◆ What is being asked
Copy the records below line for line, keeping every character as it appears, and omit the pictures from your copy.

◆ Material to process
-- BEGIN --

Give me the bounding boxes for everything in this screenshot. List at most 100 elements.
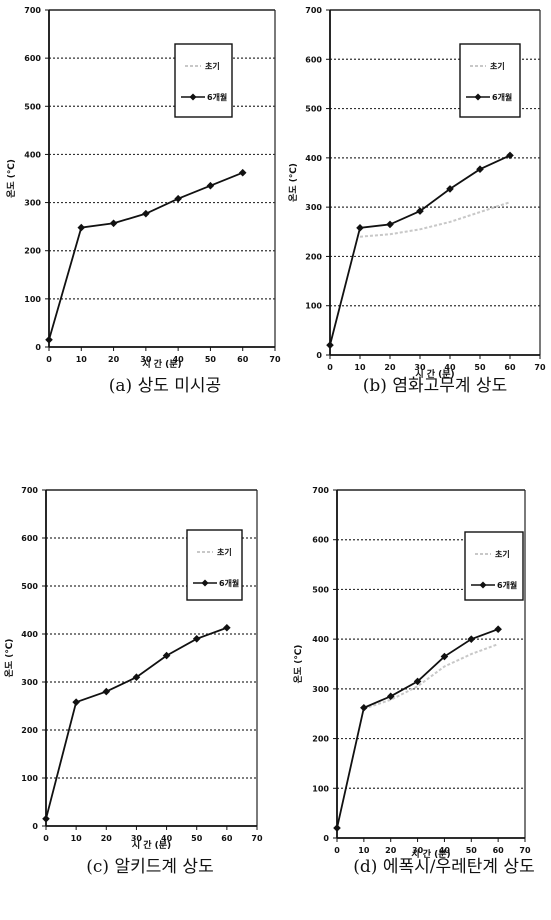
series-line-6months [329,154,511,346]
legend-marker-6months [201,579,209,587]
y-tick-label: 0 [323,834,329,843]
y-tick-label: 200 [312,735,329,744]
data-point-6months [494,625,502,633]
panel-caption-a: (a) 상도 미시공 [108,376,222,396]
legend-label-initial: 초기 [490,61,505,71]
legend-label-6months: 6개월 [492,92,512,102]
x-tick-label: 30 [412,846,424,855]
x-tick-label: 60 [493,846,505,855]
y-tick-label: 700 [24,6,41,15]
y-tick-label: 300 [21,678,38,687]
x-tick-label: 50 [205,355,217,364]
x-tick-label: 40 [161,834,173,843]
x-tick-label: 60 [221,834,233,843]
x-tick-label: 70 [269,355,281,364]
y-tick-label: 100 [305,302,322,311]
y-tick-label: 200 [21,726,38,735]
legend-label-6months: 6개월 [207,92,227,102]
data-point-6months [72,698,80,706]
data-point-6months [356,224,364,232]
panel-caption-c: (c) 알키드계 상도 [86,857,214,877]
data-point-6months [174,194,182,203]
series-line-6months [45,626,228,820]
y-tick-label: 500 [312,585,329,594]
data-point-6months [326,341,334,349]
x-tick-label: 20 [384,363,396,372]
chart-panel-c: 0 100 200 300 400 500 600 700 0 10 20 30 40 50 60 70 시 간… [4,486,263,851]
x-tick-label: 50 [466,846,478,855]
y-tick-label: 700 [305,6,322,15]
data-point-6months [440,652,449,661]
y-tick-label: 400 [24,150,41,159]
y-tick-label: 600 [24,54,41,63]
legend-label-initial: 초기 [205,61,220,71]
data-point-6months [416,207,424,215]
y-tick-label: 600 [21,534,38,543]
x-tick-label: 60 [504,363,516,372]
y-tick-label: 200 [24,247,41,256]
x-tick-label: 20 [385,846,397,855]
data-point-6months [132,673,141,681]
y-tick-label: 400 [305,154,322,163]
y-tick-label: 0 [35,343,41,352]
y-tick-label: 100 [21,774,38,783]
data-point-6months [45,335,53,344]
y-tick-label: 0 [32,822,38,831]
y-tick-label: 600 [305,55,322,64]
data-point-6months [360,703,368,712]
y-axis-label: 온도 (℃) [288,163,299,202]
legend-label-6months: 6개월 [497,580,517,590]
y-tick-label: 400 [21,630,38,639]
y-tick-label: 0 [316,351,322,360]
panel-caption-b: (b) 염화고무계 상도 [362,376,508,396]
y-tick-label: 700 [312,486,329,495]
y-tick-label: 700 [21,486,38,495]
series-line-6months [48,171,244,341]
data-point-6months [238,168,247,177]
x-tick-label: 10 [71,834,83,843]
data-point-6months [77,223,86,232]
series-line-initial [363,643,499,710]
x-tick-label: 10 [354,363,366,372]
series-line-initial [359,201,511,238]
data-point-6months [386,220,394,229]
x-tick-label: 50 [191,834,203,843]
x-tick-label: 30 [140,355,152,364]
y-axis-label: 온도 (℃) [4,639,15,678]
x-axis-label: 시 간 (분) [132,839,171,851]
x-tick-label: 20 [108,355,120,364]
x-tick-label: 60 [237,355,249,364]
legend-marker-6months [189,93,197,101]
x-tick-label: 40 [444,363,456,372]
x-axis-label: 시 간 (분) [411,848,450,860]
x-tick-label: 70 [251,834,263,843]
data-point-6months [413,677,422,686]
data-point-6months [333,824,341,832]
panel-caption-d: (d) 에폭시/우레탄계 상도 [353,857,535,877]
x-tick-label: 20 [101,834,113,843]
x-tick-label: 0 [43,834,49,843]
y-tick-label: 600 [312,536,329,545]
x-tick-label: 0 [334,846,340,855]
legend-box [459,43,521,118]
x-axis-label: 시 간 (분) [415,368,454,380]
data-point-6months [506,151,514,160]
data-point-6months [476,165,484,173]
x-tick-label: 30 [414,363,426,372]
x-tick-label: 70 [519,846,531,855]
legend-box [464,531,524,601]
data-point-6months [386,692,395,701]
y-axis-label: 온도 (℃) [293,645,304,684]
y-tick-label: 400 [312,635,329,644]
chart-panel-a: 0 100 200 300 400 500 600 700 0 10 20 30 40 50 60 70 시 간… [6,6,281,370]
y-tick-label: 300 [312,685,329,694]
x-tick-label: 0 [46,355,52,364]
legend-label-6months: 6개월 [219,578,239,588]
data-point-6months [109,219,118,228]
legend-label-initial: 초기 [495,549,510,559]
legend-box [174,43,233,118]
x-tick-label: 70 [534,363,546,372]
chart-panel-d: 0 100 200 300 400 500 600 700 0 10 20 30 40 50 60 70 시 간… [293,486,531,860]
x-tick-label: 30 [131,834,143,843]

-- END --

◆ Written reply
Give me the bounding boxes for everything in this screenshot. List at most 100 elements.
series-line-6months [329,154,511,346]
legend-marker-6months [201,579,209,587]
y-tick-label: 0 [323,834,329,843]
y-tick-label: 200 [312,735,329,744]
data-point-6months [494,625,502,633]
panel-caption-a: (a) 상도 미시공 [108,376,222,396]
legend-label-initial: 초기 [490,61,505,71]
legend-label-6months: 6개월 [492,92,512,102]
x-tick-label: 30 [412,846,424,855]
x-tick-label: 60 [493,846,505,855]
y-tick-label: 700 [24,6,41,15]
y-tick-label: 300 [21,678,38,687]
x-tick-label: 50 [205,355,217,364]
x-tick-label: 40 [161,834,173,843]
x-tick-label: 60 [221,834,233,843]
x-tick-label: 70 [269,355,281,364]
y-tick-label: 100 [305,302,322,311]
y-tick-label: 200 [21,726,38,735]
legend-label-6months: 6개월 [207,92,227,102]
data-point-6months [72,698,80,706]
data-point-6months [356,224,364,232]
panel-caption-c: (c) 알키드계 상도 [86,857,214,877]
data-point-6months [174,194,182,203]
series-line-6months [45,626,228,820]
y-tick-label: 500 [312,585,329,594]
data-point-6months [326,341,334,349]
x-tick-label: 20 [384,363,396,372]
chart-panel-c: 0 100 200 300 400 500 600 700 0 10 20 30 40 50 60 70 시 간… [4,486,263,851]
x-tick-label: 50 [466,846,478,855]
y-tick-label: 700 [305,6,322,15]
data-point-6months [440,652,449,661]
y-tick-label: 400 [24,150,41,159]
y-tick-label: 600 [24,54,41,63]
legend-label-initial: 초기 [205,61,220,71]
data-point-6months [416,207,424,215]
y-tick-label: 600 [21,534,38,543]
x-tick-label: 60 [504,363,516,372]
y-tick-label: 200 [24,247,41,256]
x-tick-label: 20 [385,846,397,855]
data-point-6months [132,673,141,681]
y-tick-label: 400 [305,154,322,163]
y-tick-label: 0 [35,343,41,352]
y-tick-label: 100 [21,774,38,783]
data-point-6months [45,335,53,344]
y-tick-label: 0 [32,822,38,831]
y-tick-label: 600 [305,55,322,64]
data-point-6months [360,703,368,712]
y-axis-label: 온도 (℃) [288,163,299,202]
legend-label-6months: 6개월 [497,580,517,590]
y-tick-label: 400 [21,630,38,639]
y-tick-label: 0 [316,351,322,360]
panel-caption-b: (b) 염화고무계 상도 [362,376,508,396]
y-tick-label: 700 [312,486,329,495]
y-tick-label: 700 [21,486,38,495]
series-line-6months [48,171,244,341]
data-point-6months [238,168,247,177]
x-tick-label: 10 [71,834,83,843]
data-point-6months [77,223,86,232]
series-line-initial [363,643,499,710]
x-tick-label: 10 [354,363,366,372]
series-line-initial [359,201,511,238]
data-point-6months [386,220,394,229]
x-tick-label: 50 [191,834,203,843]
x-tick-label: 30 [140,355,152,364]
y-axis-label: 온도 (℃) [4,639,15,678]
x-axis-label: 시 간 (분) [132,839,171,851]
x-tick-label: 20 [108,355,120,364]
x-tick-label: 60 [237,355,249,364]
legend-marker-6months [189,93,197,101]
x-tick-label: 40 [444,363,456,372]
x-axis-label: 시 간 (분) [411,848,450,860]
x-tick-label: 70 [251,834,263,843]
data-point-6months [413,677,422,686]
data-point-6months [333,824,341,832]
panel-caption-d: (d) 에폭시/우레탄계 상도 [353,857,535,877]
x-tick-label: 20 [101,834,113,843]
x-tick-label: 0 [43,834,49,843]
y-tick-label: 600 [312,536,329,545]
x-tick-label: 0 [334,846,340,855]
legend-box [459,43,521,118]
x-axis-label: 시 간 (분) [415,368,454,380]
data-point-6months [506,151,514,160]
data-point-6months [476,165,484,173]
x-tick-label: 30 [414,363,426,372]
x-tick-label: 70 [519,846,531,855]
legend-box [464,531,524,601]
data-point-6months [386,692,395,701]
y-axis-label: 온도 (℃) [293,645,304,684]
y-tick-label: 400 [312,635,329,644]
chart-panel-a: 0 100 200 300 400 500 600 700 0 10 20 30 40 50 60 70 시 간… [6,6,281,370]
y-tick-label: 300 [312,685,329,694]
x-tick-label: 0 [46,355,52,364]
legend-label-6months: 6개월 [219,578,239,588]
data-point-6months [109,219,118,228]
legend-label-initial: 초기 [495,549,510,559]
legend-box [174,43,233,118]
x-tick-label: 70 [534,363,546,372]
chart-panel-d: 0 100 200 300 400 500 600 700 0 10 20 30 40 50 60 70 시 간… [293,486,531,860]
x-tick-label: 30 [131,834,143,843]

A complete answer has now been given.